### Extracted data
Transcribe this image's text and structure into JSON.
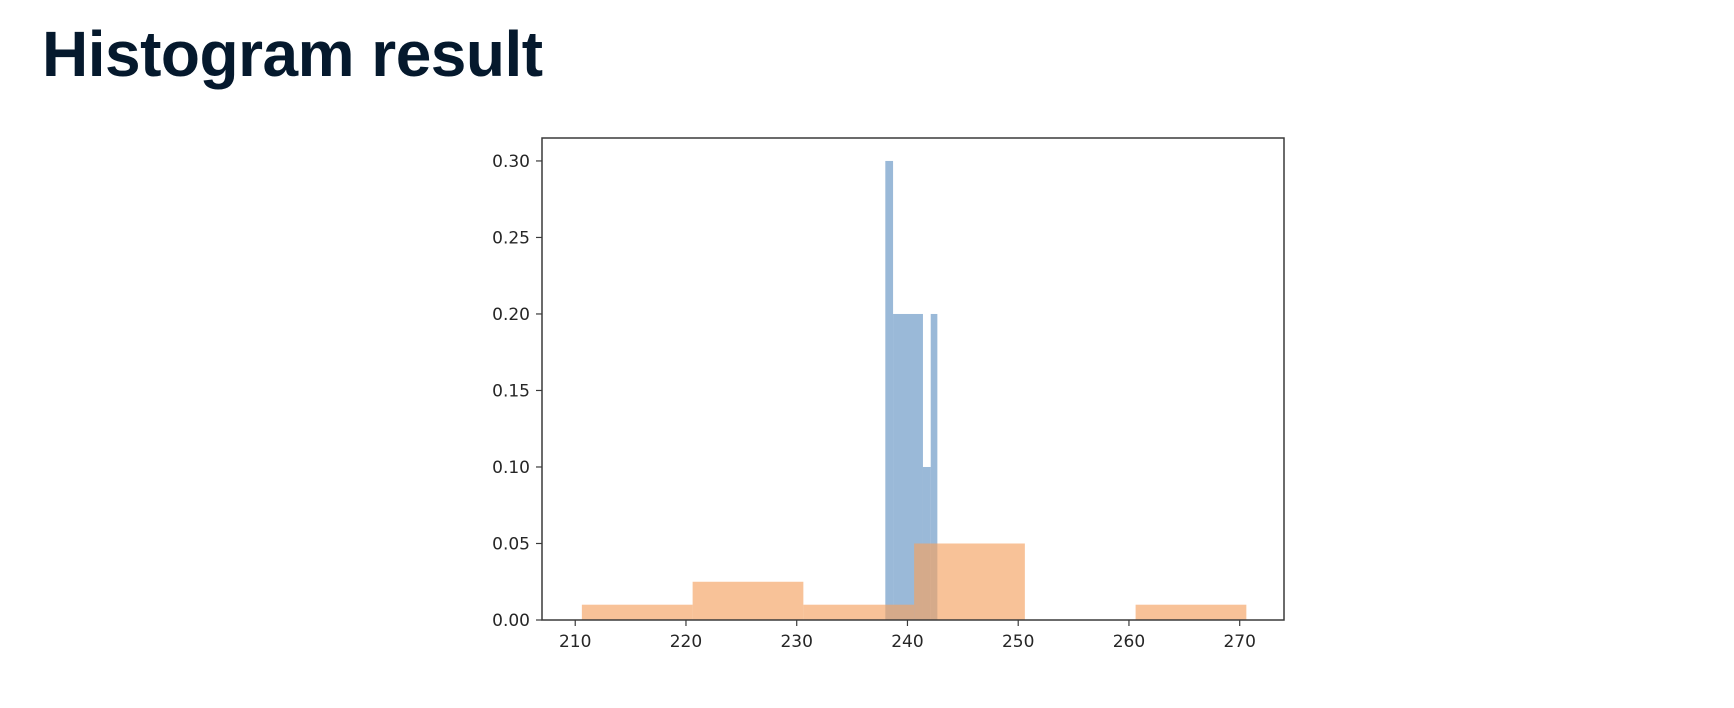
{
  "page": {
    "title": "Histogram result"
  },
  "chart_data": {
    "type": "bar",
    "title": "",
    "xlabel": "",
    "ylabel": "",
    "xlim": [
      207,
      274
    ],
    "ylim": [
      0,
      0.315
    ],
    "grid": false,
    "legend": null,
    "xticks": [
      210,
      220,
      230,
      240,
      250,
      260,
      270
    ],
    "yticks": [
      0.0,
      0.05,
      0.1,
      0.15,
      0.2,
      0.25,
      0.3
    ],
    "xtick_labels": [
      "210",
      "220",
      "230",
      "240",
      "250",
      "260",
      "270"
    ],
    "ytick_labels": [
      "0.00",
      "0.05",
      "0.10",
      "0.15",
      "0.20",
      "0.25",
      "0.30"
    ],
    "series": [
      {
        "color": "#6f9bc8",
        "opacity": 0.7,
        "bins": [
          {
            "x0": 238.0,
            "x1": 238.7,
            "value": 0.3
          },
          {
            "x0": 238.7,
            "x1": 241.4,
            "value": 0.2
          },
          {
            "x0": 241.4,
            "x1": 242.1,
            "value": 0.1
          },
          {
            "x0": 242.1,
            "x1": 242.7,
            "value": 0.2
          }
        ]
      },
      {
        "color": "#f4a261",
        "opacity": 0.65,
        "bins": [
          {
            "x0": 210.6,
            "x1": 220.6,
            "value": 0.01
          },
          {
            "x0": 220.6,
            "x1": 230.6,
            "value": 0.025
          },
          {
            "x0": 230.6,
            "x1": 240.6,
            "value": 0.01
          },
          {
            "x0": 240.6,
            "x1": 250.6,
            "value": 0.05
          },
          {
            "x0": 250.6,
            "x1": 260.6,
            "value": 0.0
          },
          {
            "x0": 260.6,
            "x1": 270.6,
            "value": 0.01
          }
        ]
      }
    ]
  }
}
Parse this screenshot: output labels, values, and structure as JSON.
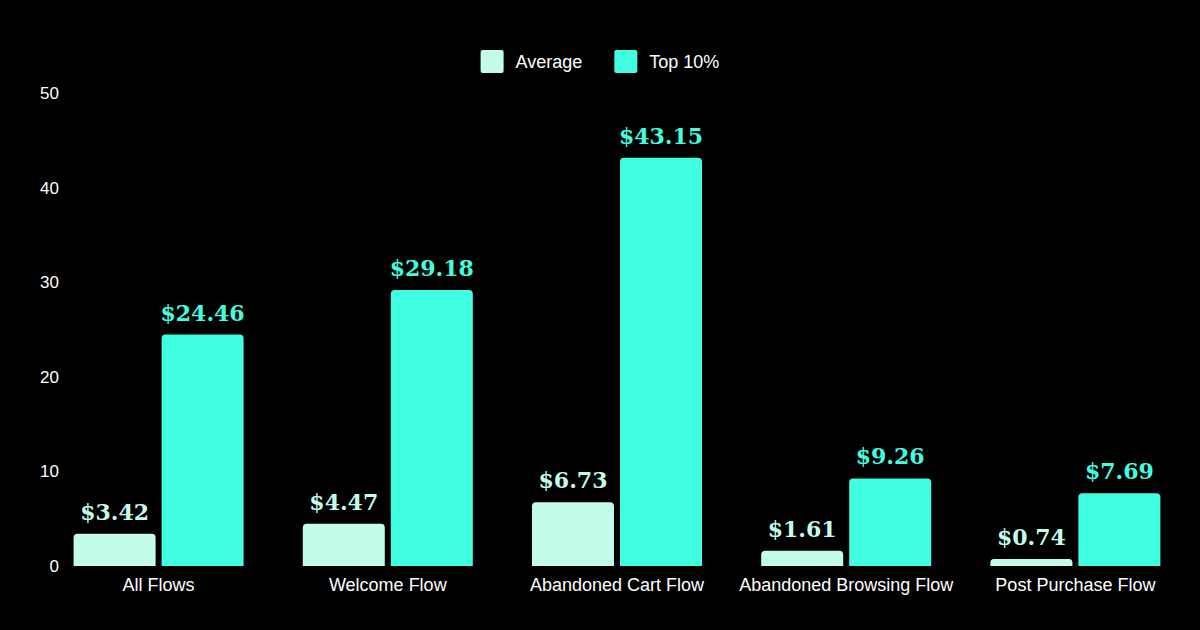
{
  "chart_data": {
    "type": "bar",
    "categories": [
      "All Flows",
      "Welcome Flow",
      "Abandoned Cart Flow",
      "Abandoned Browsing Flow",
      "Post Purchase Flow"
    ],
    "series": [
      {
        "name": "Average",
        "color": "#c4fcec",
        "values": [
          3.42,
          4.47,
          6.73,
          1.61,
          0.74
        ],
        "value_labels": [
          "$3.42",
          "$4.47",
          "$6.73",
          "$1.61",
          "$0.74"
        ]
      },
      {
        "name": "Top 10%",
        "color": "#40ffe0",
        "values": [
          24.46,
          29.18,
          43.15,
          9.26,
          7.69
        ],
        "value_labels": [
          "$24.46",
          "$29.18",
          "$43.15",
          "$9.26",
          "$7.69"
        ]
      }
    ],
    "ylim": [
      0,
      50
    ],
    "yticks": [
      0,
      10,
      20,
      30,
      40,
      50
    ],
    "grid": false,
    "legend": "top",
    "data_labels": true
  }
}
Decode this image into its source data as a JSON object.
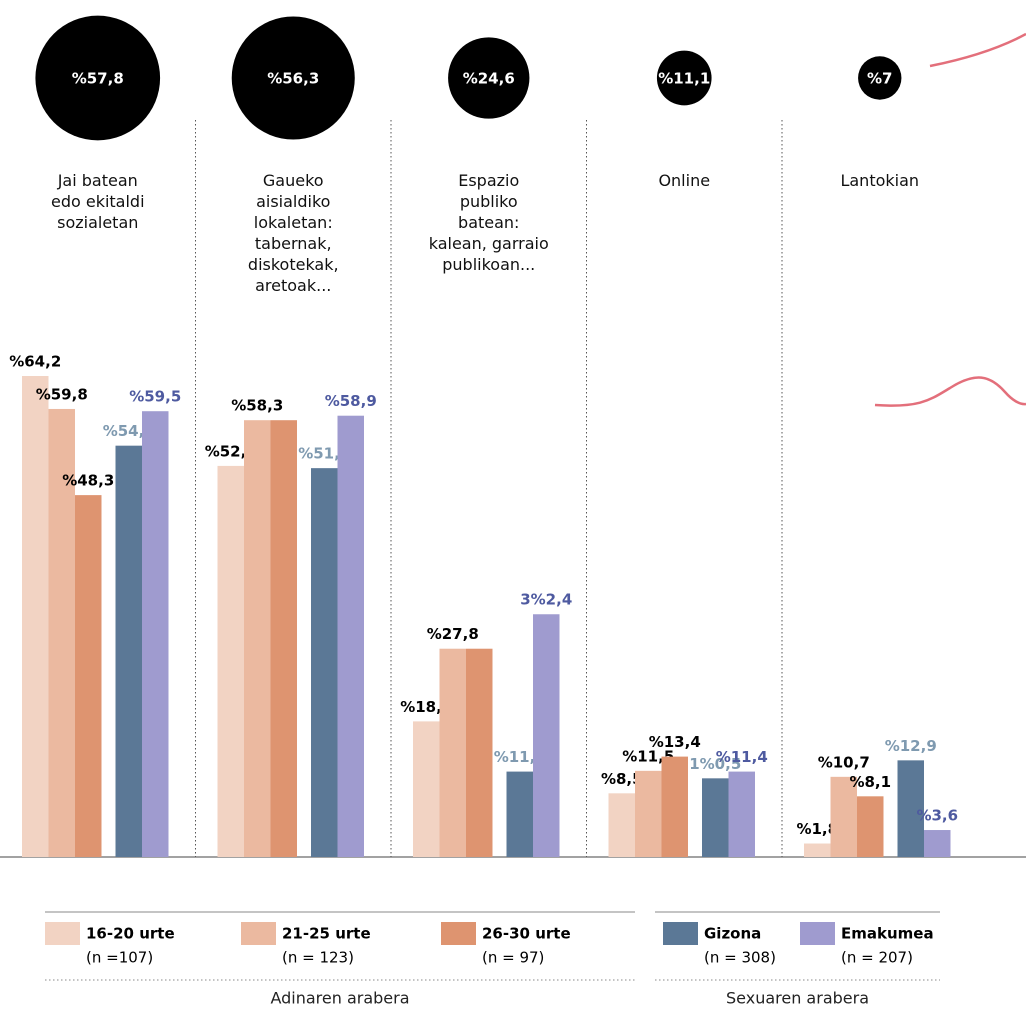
{
  "chart_data": {
    "type": "bar",
    "categories": [
      "Jai batean\nedo ekitaldi\nsozialetan",
      "Gaueko\naisialdiko\nlokaletan:\ntabernak,\ndiskotekak,\naretoak...",
      "Espazio\npubliko\nbatean:\nkalean, garraio\npublikoan...",
      "Online",
      "Lantokian"
    ],
    "bubbles": {
      "values": [
        57.8,
        56.3,
        24.6,
        11.1,
        7
      ],
      "value_labels": [
        "%57,8",
        "%56,3",
        "%24,6",
        "%11,1",
        "%7"
      ],
      "color": "#000000"
    },
    "ylim": [
      0,
      65
    ],
    "series": [
      {
        "name": "16-20 urte",
        "sample": "(n =107)",
        "group": 0,
        "color": "#f2d3c3",
        "label_color": "#000000",
        "values": [
          64.2,
          52.2,
          18.1,
          8.5,
          1.8
        ],
        "value_labels": [
          "%64,2",
          "%52,2",
          "%18,1",
          "%8,5",
          "%1,8"
        ]
      },
      {
        "name": "21-25 urte",
        "sample": "(n = 123)",
        "group": 0,
        "color": "#ebb9a0",
        "label_color": "#000000",
        "values": [
          59.8,
          58.3,
          27.8,
          11.5,
          10.7
        ],
        "value_labels": [
          "%59,8",
          "%58,3",
          "%27,8",
          "%11,5",
          "%10,7"
        ]
      },
      {
        "name": "26-30 urte",
        "sample": "(n = 97)",
        "group": 0,
        "color": "#de9470",
        "label_color": "#000000",
        "values": [
          48.3,
          58.3,
          27.8,
          13.4,
          8.1
        ],
        "value_labels": [
          "%48,3",
          "",
          "",
          "%13,4",
          "%8,1"
        ]
      },
      {
        "name": "Gizona",
        "sample": "(n = 308)",
        "group": 1,
        "color": "#5b7896",
        "label_color": "#7f9ab0",
        "values": [
          54.9,
          51.9,
          11.4,
          10.5,
          12.9
        ],
        "value_labels": [
          "%54,9",
          "%51,9",
          "%11,4",
          "1%0,5",
          "%12,9"
        ]
      },
      {
        "name": "Emakumea",
        "sample": "(n = 207)",
        "group": 1,
        "color": "#9f9bcf",
        "label_color": "#4e5aa0",
        "values": [
          59.5,
          58.9,
          32.4,
          11.4,
          3.6
        ],
        "value_labels": [
          "%59,5",
          "%58,9",
          "3%2,4",
          "%11,4",
          "%3,6"
        ]
      }
    ],
    "legend_groups": [
      "Adinaren arabera",
      "Sexuaren arabera"
    ]
  }
}
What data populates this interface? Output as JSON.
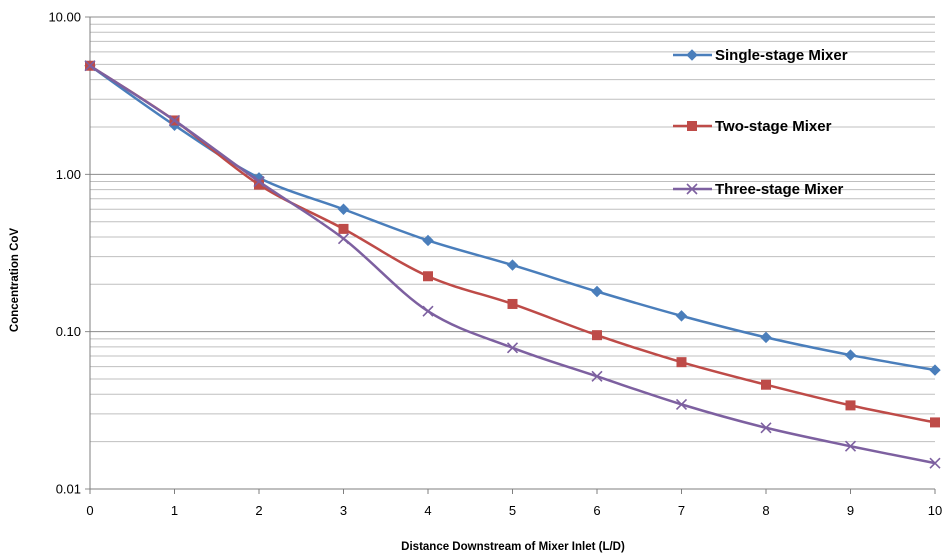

### Objective
Every line above should be returned exactly; the pictures stay out.

### Right answer
Transcribe this image's text and structure into JSON.
{
  "page": {
    "title": "Histogram result"
  },
  "chart_data": {
    "type": "bar",
    "title": "",
    "xlabel": "",
    "ylabel": "",
    "xlim": [
      207,
      274
    ],
    "ylim": [
      0,
      0.315
    ],
    "grid": false,
    "legend": null,
    "xticks": [
      210,
      220,
      230,
      240,
      250,
      260,
      270
    ],
    "yticks": [
      0.0,
      0.05,
      0.1,
      0.15,
      0.2,
      0.25,
      0.3
    ],
    "xtick_labels": [
      "210",
      "220",
      "230",
      "240",
      "250",
      "260",
      "270"
    ],
    "ytick_labels": [
      "0.00",
      "0.05",
      "0.10",
      "0.15",
      "0.20",
      "0.25",
      "0.30"
    ],
    "series": [
      {
        "color": "#6f9bc8",
        "opacity": 0.7,
        "bins": [
          {
            "x0": 238.0,
            "x1": 238.7,
            "value": 0.3
          },
          {
            "x0": 238.7,
            "x1": 241.4,
            "value": 0.2
          },
          {
            "x0": 241.4,
            "x1": 242.1,
            "value": 0.1
          },
          {
            "x0": 242.1,
            "x1": 242.7,
            "value": 0.2
          }
        ]
      },
      {
        "color": "#f4a261",
        "opacity": 0.65,
        "bins": [
          {
            "x0": 210.6,
            "x1": 220.6,
            "value": 0.01
          },
          {
            "x0": 220.6,
            "x1": 230.6,
            "value": 0.025
          },
          {
            "x0": 230.6,
            "x1": 240.6,
            "value": 0.01
          },
          {
            "x0": 240.6,
            "x1": 250.6,
            "value": 0.05
          },
          {
            "x0": 250.6,
            "x1": 260.6,
            "value": 0.0
          },
          {
            "x0": 260.6,
            "x1": 270.6,
            "value": 0.01
          }
        ]
      }
    ]
  }
}
Parse this screenshot: output labels, values, and structure as JSON.
{
  "chart_data": {
    "type": "bar",
    "categories": [
      "All Flows",
      "Welcome Flow",
      "Abandoned Cart Flow",
      "Abandoned Browsing Flow",
      "Post Purchase Flow"
    ],
    "series": [
      {
        "name": "Average",
        "color": "#c4fcec",
        "values": [
          3.42,
          4.47,
          6.73,
          1.61,
          0.74
        ],
        "value_labels": [
          "$3.42",
          "$4.47",
          "$6.73",
          "$1.61",
          "$0.74"
        ]
      },
      {
        "name": "Top 10%",
        "color": "#40ffe0",
        "values": [
          24.46,
          29.18,
          43.15,
          9.26,
          7.69
        ],
        "value_labels": [
          "$24.46",
          "$29.18",
          "$43.15",
          "$9.26",
          "$7.69"
        ]
      }
    ],
    "ylim": [
      0,
      50
    ],
    "yticks": [
      0,
      10,
      20,
      30,
      40,
      50
    ],
    "grid": false,
    "legend": "top",
    "data_labels": true
  }
}
Decode this image into its source data as a JSON object.
{
  "chart_data": {
    "type": "bar",
    "categories": [
      "Jai batean\nedo ekitaldi\nsozialetan",
      "Gaueko\naisialdiko\nlokaletan:\ntabernak,\ndiskotekak,\naretoak...",
      "Espazio\npubliko\nbatean:\nkalean, garraio\npublikoan...",
      "Online",
      "Lantokian"
    ],
    "bubbles": {
      "values": [
        57.8,
        56.3,
        24.6,
        11.1,
        7
      ],
      "value_labels": [
        "%57,8",
        "%56,3",
        "%24,6",
        "%11,1",
        "%7"
      ],
      "color": "#000000"
    },
    "ylim": [
      0,
      65
    ],
    "series": [
      {
        "name": "16-20 urte",
        "sample": "(n =107)",
        "group": 0,
        "color": "#f2d3c3",
        "label_color": "#000000",
        "values": [
          64.2,
          52.2,
          18.1,
          8.5,
          1.8
        ],
        "value_labels": [
          "%64,2",
          "%52,2",
          "%18,1",
          "%8,5",
          "%1,8"
        ]
      },
      {
        "name": "21-25 urte",
        "sample": "(n = 123)",
        "group": 0,
        "color": "#ebb9a0",
        "label_color": "#000000",
        "values": [
          59.8,
          58.3,
          27.8,
          11.5,
          10.7
        ],
        "value_labels": [
          "%59,8",
          "%58,3",
          "%27,8",
          "%11,5",
          "%10,7"
        ]
      },
      {
        "name": "26-30 urte",
        "sample": "(n = 97)",
        "group": 0,
        "color": "#de9470",
        "label_color": "#000000",
        "values": [
          48.3,
          58.3,
          27.8,
          13.4,
          8.1
        ],
        "value_labels": [
          "%48,3",
          "",
          "",
          "%13,4",
          "%8,1"
        ]
      },
      {
        "name": "Gizona",
        "sample": "(n = 308)",
        "group": 1,
        "color": "#5b7896",
        "label_color": "#7f9ab0",
        "values": [
          54.9,
          51.9,
          11.4,
          10.5,
          12.9
        ],
        "value_labels": [
          "%54,9",
          "%51,9",
          "%11,4",
          "1%0,5",
          "%12,9"
        ]
      },
      {
        "name": "Emakumea",
        "sample": "(n = 207)",
        "group": 1,
        "color": "#9f9bcf",
        "label_color": "#4e5aa0",
        "values": [
          59.5,
          58.9,
          32.4,
          11.4,
          3.6
        ],
        "value_labels": [
          "%59,5",
          "%58,9",
          "3%2,4",
          "%11,4",
          "%3,6"
        ]
      }
    ],
    "legend_groups": [
      "Adinaren arabera",
      "Sexuaren arabera"
    ]
  }
}
What data populates this interface? Output as JSON.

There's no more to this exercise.